### STATED GOAL
All the data should come back exactly as it was given.

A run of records

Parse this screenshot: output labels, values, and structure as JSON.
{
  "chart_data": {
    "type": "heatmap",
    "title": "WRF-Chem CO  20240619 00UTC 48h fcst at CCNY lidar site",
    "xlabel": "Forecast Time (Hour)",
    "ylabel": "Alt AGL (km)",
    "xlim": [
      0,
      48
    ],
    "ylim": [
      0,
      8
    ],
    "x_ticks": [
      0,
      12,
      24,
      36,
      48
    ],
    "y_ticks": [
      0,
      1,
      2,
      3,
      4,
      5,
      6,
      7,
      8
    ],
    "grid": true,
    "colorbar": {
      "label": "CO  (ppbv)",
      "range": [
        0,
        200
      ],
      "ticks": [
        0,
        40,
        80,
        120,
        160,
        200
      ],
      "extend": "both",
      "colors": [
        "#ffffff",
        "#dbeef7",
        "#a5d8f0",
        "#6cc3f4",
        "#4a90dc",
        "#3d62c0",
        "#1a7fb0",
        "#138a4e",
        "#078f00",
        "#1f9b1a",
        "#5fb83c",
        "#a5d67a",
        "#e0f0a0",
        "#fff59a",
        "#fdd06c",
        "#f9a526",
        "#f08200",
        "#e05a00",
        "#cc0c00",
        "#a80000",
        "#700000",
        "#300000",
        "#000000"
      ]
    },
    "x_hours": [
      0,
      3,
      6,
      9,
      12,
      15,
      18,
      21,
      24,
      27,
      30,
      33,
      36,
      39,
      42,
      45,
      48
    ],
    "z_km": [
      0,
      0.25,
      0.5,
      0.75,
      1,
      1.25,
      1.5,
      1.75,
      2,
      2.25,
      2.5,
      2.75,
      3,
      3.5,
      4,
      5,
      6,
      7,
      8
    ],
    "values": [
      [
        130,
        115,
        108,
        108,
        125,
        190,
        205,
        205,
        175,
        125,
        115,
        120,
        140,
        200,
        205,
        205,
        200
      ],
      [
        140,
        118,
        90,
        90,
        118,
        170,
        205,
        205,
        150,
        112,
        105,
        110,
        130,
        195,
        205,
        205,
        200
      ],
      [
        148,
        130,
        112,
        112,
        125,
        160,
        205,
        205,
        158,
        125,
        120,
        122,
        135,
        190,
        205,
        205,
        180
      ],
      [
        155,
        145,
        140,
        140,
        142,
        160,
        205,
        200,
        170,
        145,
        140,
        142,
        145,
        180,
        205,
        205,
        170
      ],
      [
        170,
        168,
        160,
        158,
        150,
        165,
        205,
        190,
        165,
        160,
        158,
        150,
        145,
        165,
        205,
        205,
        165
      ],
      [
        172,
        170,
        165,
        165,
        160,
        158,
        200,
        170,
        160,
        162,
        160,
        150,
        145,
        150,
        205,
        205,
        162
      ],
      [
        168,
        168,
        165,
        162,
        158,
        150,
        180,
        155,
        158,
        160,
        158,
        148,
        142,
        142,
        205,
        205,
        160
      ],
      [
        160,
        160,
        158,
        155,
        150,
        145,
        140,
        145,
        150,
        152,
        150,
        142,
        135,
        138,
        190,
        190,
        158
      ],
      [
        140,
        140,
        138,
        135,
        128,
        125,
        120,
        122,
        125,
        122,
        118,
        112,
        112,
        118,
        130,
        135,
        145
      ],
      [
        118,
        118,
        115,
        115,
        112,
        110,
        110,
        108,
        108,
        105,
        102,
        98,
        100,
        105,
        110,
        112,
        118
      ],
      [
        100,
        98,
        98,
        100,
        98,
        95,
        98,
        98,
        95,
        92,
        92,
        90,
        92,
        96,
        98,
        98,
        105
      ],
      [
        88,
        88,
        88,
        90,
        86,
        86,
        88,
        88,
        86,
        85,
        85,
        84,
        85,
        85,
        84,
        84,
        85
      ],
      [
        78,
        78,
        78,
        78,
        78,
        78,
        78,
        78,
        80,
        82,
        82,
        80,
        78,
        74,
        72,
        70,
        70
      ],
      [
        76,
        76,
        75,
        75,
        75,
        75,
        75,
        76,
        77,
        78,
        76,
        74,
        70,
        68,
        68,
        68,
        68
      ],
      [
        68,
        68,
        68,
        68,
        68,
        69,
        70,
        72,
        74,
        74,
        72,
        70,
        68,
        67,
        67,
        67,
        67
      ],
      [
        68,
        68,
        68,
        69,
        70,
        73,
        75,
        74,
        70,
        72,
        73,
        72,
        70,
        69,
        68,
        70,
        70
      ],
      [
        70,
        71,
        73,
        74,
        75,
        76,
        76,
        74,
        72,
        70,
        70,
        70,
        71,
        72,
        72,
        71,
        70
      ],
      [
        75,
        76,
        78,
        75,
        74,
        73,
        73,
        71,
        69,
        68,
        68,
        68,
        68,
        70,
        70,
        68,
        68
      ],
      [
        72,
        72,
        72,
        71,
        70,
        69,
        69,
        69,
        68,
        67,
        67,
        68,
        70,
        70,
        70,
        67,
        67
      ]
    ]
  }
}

### ANSWER TO THE PROBLEM
Parse this screenshot: output labels, values, and structure as JSON.
{
  "chart_data": {
    "type": "heatmap",
    "title": "WRF-Chem CO  20240619 00UTC 48h fcst at CCNY lidar site",
    "xlabel": "Forecast Time (Hour)",
    "ylabel": "Alt AGL (km)",
    "xlim": [
      0,
      48
    ],
    "ylim": [
      0,
      8
    ],
    "x_ticks": [
      0,
      12,
      24,
      36,
      48
    ],
    "y_ticks": [
      0,
      1,
      2,
      3,
      4,
      5,
      6,
      7,
      8
    ],
    "grid": true,
    "colorbar": {
      "label": "CO  (ppbv)",
      "range": [
        0,
        200
      ],
      "ticks": [
        0,
        40,
        80,
        120,
        160,
        200
      ],
      "extend": "both",
      "colors": [
        "#ffffff",
        "#dbeef7",
        "#a5d8f0",
        "#6cc3f4",
        "#4a90dc",
        "#3d62c0",
        "#1a7fb0",
        "#138a4e",
        "#078f00",
        "#1f9b1a",
        "#5fb83c",
        "#a5d67a",
        "#e0f0a0",
        "#fff59a",
        "#fdd06c",
        "#f9a526",
        "#f08200",
        "#e05a00",
        "#cc0c00",
        "#a80000",
        "#700000",
        "#300000",
        "#000000"
      ]
    },
    "x_hours": [
      0,
      3,
      6,
      9,
      12,
      15,
      18,
      21,
      24,
      27,
      30,
      33,
      36,
      39,
      42,
      45,
      48
    ],
    "z_km": [
      0,
      0.25,
      0.5,
      0.75,
      1,
      1.25,
      1.5,
      1.75,
      2,
      2.25,
      2.5,
      2.75,
      3,
      3.5,
      4,
      5,
      6,
      7,
      8
    ],
    "values": [
      [
        130,
        115,
        108,
        108,
        125,
        190,
        205,
        205,
        175,
        125,
        115,
        120,
        140,
        200,
        205,
        205,
        200
      ],
      [
        140,
        118,
        90,
        90,
        118,
        170,
        205,
        205,
        150,
        112,
        105,
        110,
        130,
        195,
        205,
        205,
        200
      ],
      [
        148,
        130,
        112,
        112,
        125,
        160,
        205,
        205,
        158,
        125,
        120,
        122,
        135,
        190,
        205,
        205,
        180
      ],
      [
        155,
        145,
        140,
        140,
        142,
        160,
        205,
        200,
        170,
        145,
        140,
        142,
        145,
        180,
        205,
        205,
        170
      ],
      [
        170,
        168,
        160,
        158,
        150,
        165,
        205,
        190,
        165,
        160,
        158,
        150,
        145,
        165,
        205,
        205,
        165
      ],
      [
        172,
        170,
        165,
        165,
        160,
        158,
        200,
        170,
        160,
        162,
        160,
        150,
        145,
        150,
        205,
        205,
        162
      ],
      [
        168,
        168,
        165,
        162,
        158,
        150,
        180,
        155,
        158,
        160,
        158,
        148,
        142,
        142,
        205,
        205,
        160
      ],
      [
        160,
        160,
        158,
        155,
        150,
        145,
        140,
        145,
        150,
        152,
        150,
        142,
        135,
        138,
        190,
        190,
        158
      ],
      [
        140,
        140,
        138,
        135,
        128,
        125,
        120,
        122,
        125,
        122,
        118,
        112,
        112,
        118,
        130,
        135,
        145
      ],
      [
        118,
        118,
        115,
        115,
        112,
        110,
        110,
        108,
        108,
        105,
        102,
        98,
        100,
        105,
        110,
        112,
        118
      ],
      [
        100,
        98,
        98,
        100,
        98,
        95,
        98,
        98,
        95,
        92,
        92,
        90,
        92,
        96,
        98,
        98,
        105
      ],
      [
        88,
        88,
        88,
        90,
        86,
        86,
        88,
        88,
        86,
        85,
        85,
        84,
        85,
        85,
        84,
        84,
        85
      ],
      [
        78,
        78,
        78,
        78,
        78,
        78,
        78,
        78,
        80,
        82,
        82,
        80,
        78,
        74,
        72,
        70,
        70
      ],
      [
        76,
        76,
        75,
        75,
        75,
        75,
        75,
        76,
        77,
        78,
        76,
        74,
        70,
        68,
        68,
        68,
        68
      ],
      [
        68,
        68,
        68,
        68,
        68,
        69,
        70,
        72,
        74,
        74,
        72,
        70,
        68,
        67,
        67,
        67,
        67
      ],
      [
        68,
        68,
        68,
        69,
        70,
        73,
        75,
        74,
        70,
        72,
        73,
        72,
        70,
        69,
        68,
        70,
        70
      ],
      [
        70,
        71,
        73,
        74,
        75,
        76,
        76,
        74,
        72,
        70,
        70,
        70,
        71,
        72,
        72,
        71,
        70
      ],
      [
        75,
        76,
        78,
        75,
        74,
        73,
        73,
        71,
        69,
        68,
        68,
        68,
        68,
        70,
        70,
        68,
        68
      ],
      [
        72,
        72,
        72,
        71,
        70,
        69,
        69,
        69,
        68,
        67,
        67,
        68,
        70,
        70,
        70,
        67,
        67
      ]
    ]
  }
}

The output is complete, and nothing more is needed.